_The task:_ Reproduce the rows below with each instance of "Bar" renamed to "Column" and nothing else altered. Leave the pictures out.

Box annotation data
— start —
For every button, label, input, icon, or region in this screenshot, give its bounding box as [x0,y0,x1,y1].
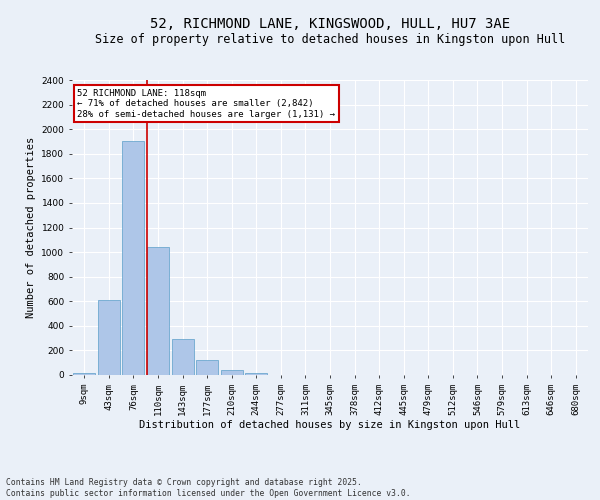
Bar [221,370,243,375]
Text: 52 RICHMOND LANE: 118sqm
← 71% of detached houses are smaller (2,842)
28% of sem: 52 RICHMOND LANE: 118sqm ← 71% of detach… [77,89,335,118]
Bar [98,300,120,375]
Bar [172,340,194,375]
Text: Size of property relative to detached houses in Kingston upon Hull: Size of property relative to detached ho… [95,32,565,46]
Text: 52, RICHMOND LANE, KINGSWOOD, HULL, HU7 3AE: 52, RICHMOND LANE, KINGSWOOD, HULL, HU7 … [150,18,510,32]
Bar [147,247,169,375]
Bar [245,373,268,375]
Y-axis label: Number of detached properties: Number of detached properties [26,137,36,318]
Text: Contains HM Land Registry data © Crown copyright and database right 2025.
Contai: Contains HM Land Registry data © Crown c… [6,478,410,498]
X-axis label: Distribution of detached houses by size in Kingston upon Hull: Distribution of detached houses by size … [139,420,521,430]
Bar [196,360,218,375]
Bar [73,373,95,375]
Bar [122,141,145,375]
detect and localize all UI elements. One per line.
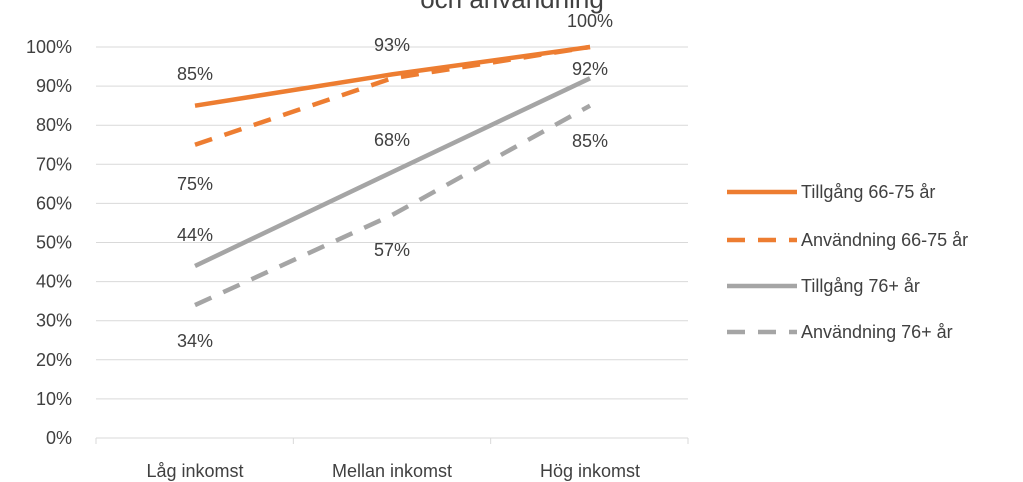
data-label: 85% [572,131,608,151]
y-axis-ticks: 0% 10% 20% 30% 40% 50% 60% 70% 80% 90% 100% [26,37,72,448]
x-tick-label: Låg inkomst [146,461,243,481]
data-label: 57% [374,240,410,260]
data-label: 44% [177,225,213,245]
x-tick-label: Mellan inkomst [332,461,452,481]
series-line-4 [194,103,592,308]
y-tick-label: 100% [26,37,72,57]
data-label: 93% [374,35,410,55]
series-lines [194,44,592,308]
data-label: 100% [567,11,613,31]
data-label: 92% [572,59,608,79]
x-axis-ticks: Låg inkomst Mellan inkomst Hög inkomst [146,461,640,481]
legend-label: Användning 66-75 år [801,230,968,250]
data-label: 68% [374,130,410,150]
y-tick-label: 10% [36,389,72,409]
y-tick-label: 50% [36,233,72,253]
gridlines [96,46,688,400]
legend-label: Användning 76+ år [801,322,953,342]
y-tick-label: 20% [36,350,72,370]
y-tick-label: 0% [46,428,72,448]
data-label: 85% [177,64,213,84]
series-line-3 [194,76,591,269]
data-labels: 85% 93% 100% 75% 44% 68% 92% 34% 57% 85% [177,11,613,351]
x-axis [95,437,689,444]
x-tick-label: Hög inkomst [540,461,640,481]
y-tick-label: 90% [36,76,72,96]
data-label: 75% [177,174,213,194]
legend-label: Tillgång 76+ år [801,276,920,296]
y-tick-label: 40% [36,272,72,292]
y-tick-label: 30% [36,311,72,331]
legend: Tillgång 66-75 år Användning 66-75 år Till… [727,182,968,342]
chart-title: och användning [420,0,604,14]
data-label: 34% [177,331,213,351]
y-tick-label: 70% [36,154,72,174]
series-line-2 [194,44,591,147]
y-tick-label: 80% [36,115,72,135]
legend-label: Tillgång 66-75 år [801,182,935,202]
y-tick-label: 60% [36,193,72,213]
— end —
_Output of the task:_
For every button, label, input, icon, or region in this screenshot, give its bounding box as [x0,y0,x1,y1].
Column [221,370,243,375]
Text: 52 RICHMOND LANE: 118sqm
← 71% of detached houses are smaller (2,842)
28% of sem: 52 RICHMOND LANE: 118sqm ← 71% of detach… [77,89,335,118]
Column [98,300,120,375]
Column [172,340,194,375]
Text: Size of property relative to detached houses in Kingston upon Hull: Size of property relative to detached ho… [95,32,565,46]
Text: 52, RICHMOND LANE, KINGSWOOD, HULL, HU7 3AE: 52, RICHMOND LANE, KINGSWOOD, HULL, HU7 … [150,18,510,32]
Column [147,247,169,375]
Column [245,373,268,375]
Y-axis label: Number of detached properties: Number of detached properties [26,137,36,318]
Text: Contains HM Land Registry data © Crown copyright and database right 2025.
Contai: Contains HM Land Registry data © Crown c… [6,478,410,498]
X-axis label: Distribution of detached houses by size in Kingston upon Hull: Distribution of detached houses by size … [139,420,521,430]
Column [196,360,218,375]
Column [73,373,95,375]
Column [122,141,145,375]
detect and localize all UI elements. One per line.
data-label: 85% [572,131,608,151]
y-axis-ticks: 0% 10% 20% 30% 40% 50% 60% 70% 80% 90% 100% [26,37,72,448]
x-tick-label: Låg inkomst [146,461,243,481]
data-label: 57% [374,240,410,260]
data-label: 44% [177,225,213,245]
x-tick-label: Mellan inkomst [332,461,452,481]
series-line-4 [194,103,592,308]
y-tick-label: 100% [26,37,72,57]
data-label: 93% [374,35,410,55]
series-lines [194,44,592,308]
data-label: 100% [567,11,613,31]
data-label: 92% [572,59,608,79]
x-axis-ticks: Låg inkomst Mellan inkomst Hög inkomst [146,461,640,481]
legend-label: Användning 66-75 år [801,230,968,250]
data-label: 68% [374,130,410,150]
y-tick-label: 10% [36,389,72,409]
y-tick-label: 50% [36,233,72,253]
gridlines [96,46,688,400]
legend-label: Användning 76+ år [801,322,953,342]
y-tick-label: 20% [36,350,72,370]
y-tick-label: 0% [46,428,72,448]
data-label: 85% [177,64,213,84]
series-line-3 [194,76,591,269]
data-labels: 85% 93% 100% 75% 44% 68% 92% 34% 57% 85% [177,11,613,351]
x-axis [95,437,689,444]
x-tick-label: Hög inkomst [540,461,640,481]
y-tick-label: 90% [36,76,72,96]
data-label: 75% [177,174,213,194]
legend-label: Tillgång 76+ år [801,276,920,296]
y-tick-label: 40% [36,272,72,292]
y-tick-label: 30% [36,311,72,331]
legend: Tillgång 66-75 år Användning 66-75 år Till… [727,182,968,342]
chart-title: och användning [420,0,604,14]
data-label: 34% [177,331,213,351]
y-tick-label: 70% [36,154,72,174]
series-line-2 [194,44,591,147]
y-tick-label: 80% [36,115,72,135]
legend-label: Tillgång 66-75 år [801,182,935,202]
y-tick-label: 60% [36,193,72,213]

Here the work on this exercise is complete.